:: YOUR GOAL ::
All of the data that follows should be retyped exactly, please, except the pictures.

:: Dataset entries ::
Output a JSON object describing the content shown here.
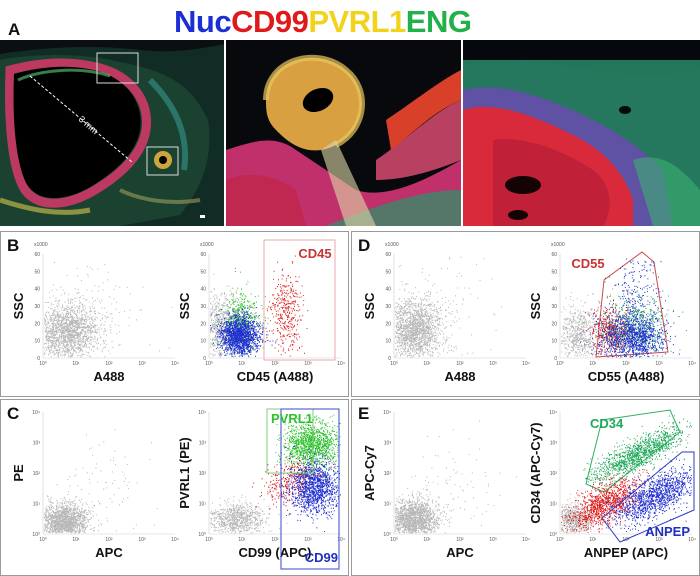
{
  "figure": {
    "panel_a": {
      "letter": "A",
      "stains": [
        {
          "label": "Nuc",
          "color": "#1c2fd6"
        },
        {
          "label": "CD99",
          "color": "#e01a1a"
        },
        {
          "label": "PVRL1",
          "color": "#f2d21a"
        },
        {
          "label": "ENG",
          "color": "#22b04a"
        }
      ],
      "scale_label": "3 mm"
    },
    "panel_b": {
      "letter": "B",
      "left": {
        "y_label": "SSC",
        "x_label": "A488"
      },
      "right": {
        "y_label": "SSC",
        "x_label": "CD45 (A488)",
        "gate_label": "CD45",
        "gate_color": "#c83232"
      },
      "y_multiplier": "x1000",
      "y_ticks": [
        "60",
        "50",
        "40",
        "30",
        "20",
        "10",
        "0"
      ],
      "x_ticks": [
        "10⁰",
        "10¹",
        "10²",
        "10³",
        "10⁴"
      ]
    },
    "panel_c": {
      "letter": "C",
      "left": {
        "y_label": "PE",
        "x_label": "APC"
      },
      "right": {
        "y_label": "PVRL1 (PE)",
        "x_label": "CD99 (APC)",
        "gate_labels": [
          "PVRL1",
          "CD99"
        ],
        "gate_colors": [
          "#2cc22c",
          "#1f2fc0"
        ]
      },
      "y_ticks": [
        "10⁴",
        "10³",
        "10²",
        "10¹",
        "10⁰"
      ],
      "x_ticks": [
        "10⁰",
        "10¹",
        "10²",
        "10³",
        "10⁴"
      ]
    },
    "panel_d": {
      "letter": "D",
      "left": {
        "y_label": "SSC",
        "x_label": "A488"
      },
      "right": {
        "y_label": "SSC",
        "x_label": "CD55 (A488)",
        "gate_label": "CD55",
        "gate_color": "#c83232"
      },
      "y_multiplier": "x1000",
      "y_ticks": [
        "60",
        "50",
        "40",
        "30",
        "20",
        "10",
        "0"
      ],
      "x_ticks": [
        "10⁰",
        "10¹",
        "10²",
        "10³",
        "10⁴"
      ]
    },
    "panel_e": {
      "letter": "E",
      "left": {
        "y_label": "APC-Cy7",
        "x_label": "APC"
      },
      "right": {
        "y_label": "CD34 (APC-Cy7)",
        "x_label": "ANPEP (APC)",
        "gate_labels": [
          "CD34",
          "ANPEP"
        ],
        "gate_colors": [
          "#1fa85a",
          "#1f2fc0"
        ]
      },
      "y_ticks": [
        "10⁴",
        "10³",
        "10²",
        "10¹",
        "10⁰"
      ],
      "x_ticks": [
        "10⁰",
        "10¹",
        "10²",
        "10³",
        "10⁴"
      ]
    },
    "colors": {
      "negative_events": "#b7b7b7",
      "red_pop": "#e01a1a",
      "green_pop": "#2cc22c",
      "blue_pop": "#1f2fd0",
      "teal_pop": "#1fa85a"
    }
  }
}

:: SOLUTION TO THIS EXERCISE ::
Output a JSON object describing the content shown here.
{
  "figure": {
    "panel_a": {
      "letter": "A",
      "stains": [
        {
          "label": "Nuc",
          "color": "#1c2fd6"
        },
        {
          "label": "CD99",
          "color": "#e01a1a"
        },
        {
          "label": "PVRL1",
          "color": "#f2d21a"
        },
        {
          "label": "ENG",
          "color": "#22b04a"
        }
      ],
      "scale_label": "3 mm"
    },
    "panel_b": {
      "letter": "B",
      "left": {
        "y_label": "SSC",
        "x_label": "A488"
      },
      "right": {
        "y_label": "SSC",
        "x_label": "CD45 (A488)",
        "gate_label": "CD45",
        "gate_color": "#c83232"
      },
      "y_multiplier": "x1000",
      "y_ticks": [
        "60",
        "50",
        "40",
        "30",
        "20",
        "10",
        "0"
      ],
      "x_ticks": [
        "10⁰",
        "10¹",
        "10²",
        "10³",
        "10⁴"
      ]
    },
    "panel_c": {
      "letter": "C",
      "left": {
        "y_label": "PE",
        "x_label": "APC"
      },
      "right": {
        "y_label": "PVRL1 (PE)",
        "x_label": "CD99 (APC)",
        "gate_labels": [
          "PVRL1",
          "CD99"
        ],
        "gate_colors": [
          "#2cc22c",
          "#1f2fc0"
        ]
      },
      "y_ticks": [
        "10⁴",
        "10³",
        "10²",
        "10¹",
        "10⁰"
      ],
      "x_ticks": [
        "10⁰",
        "10¹",
        "10²",
        "10³",
        "10⁴"
      ]
    },
    "panel_d": {
      "letter": "D",
      "left": {
        "y_label": "SSC",
        "x_label": "A488"
      },
      "right": {
        "y_label": "SSC",
        "x_label": "CD55 (A488)",
        "gate_label": "CD55",
        "gate_color": "#c83232"
      },
      "y_multiplier": "x1000",
      "y_ticks": [
        "60",
        "50",
        "40",
        "30",
        "20",
        "10",
        "0"
      ],
      "x_ticks": [
        "10⁰",
        "10¹",
        "10²",
        "10³",
        "10⁴"
      ]
    },
    "panel_e": {
      "letter": "E",
      "left": {
        "y_label": "APC-Cy7",
        "x_label": "APC"
      },
      "right": {
        "y_label": "CD34 (APC-Cy7)",
        "x_label": "ANPEP (APC)",
        "gate_labels": [
          "CD34",
          "ANPEP"
        ],
        "gate_colors": [
          "#1fa85a",
          "#1f2fc0"
        ]
      },
      "y_ticks": [
        "10⁴",
        "10³",
        "10²",
        "10¹",
        "10⁰"
      ],
      "x_ticks": [
        "10⁰",
        "10¹",
        "10²",
        "10³",
        "10⁴"
      ]
    },
    "colors": {
      "negative_events": "#b7b7b7",
      "red_pop": "#e01a1a",
      "green_pop": "#2cc22c",
      "blue_pop": "#1f2fd0",
      "teal_pop": "#1fa85a"
    }
  }
}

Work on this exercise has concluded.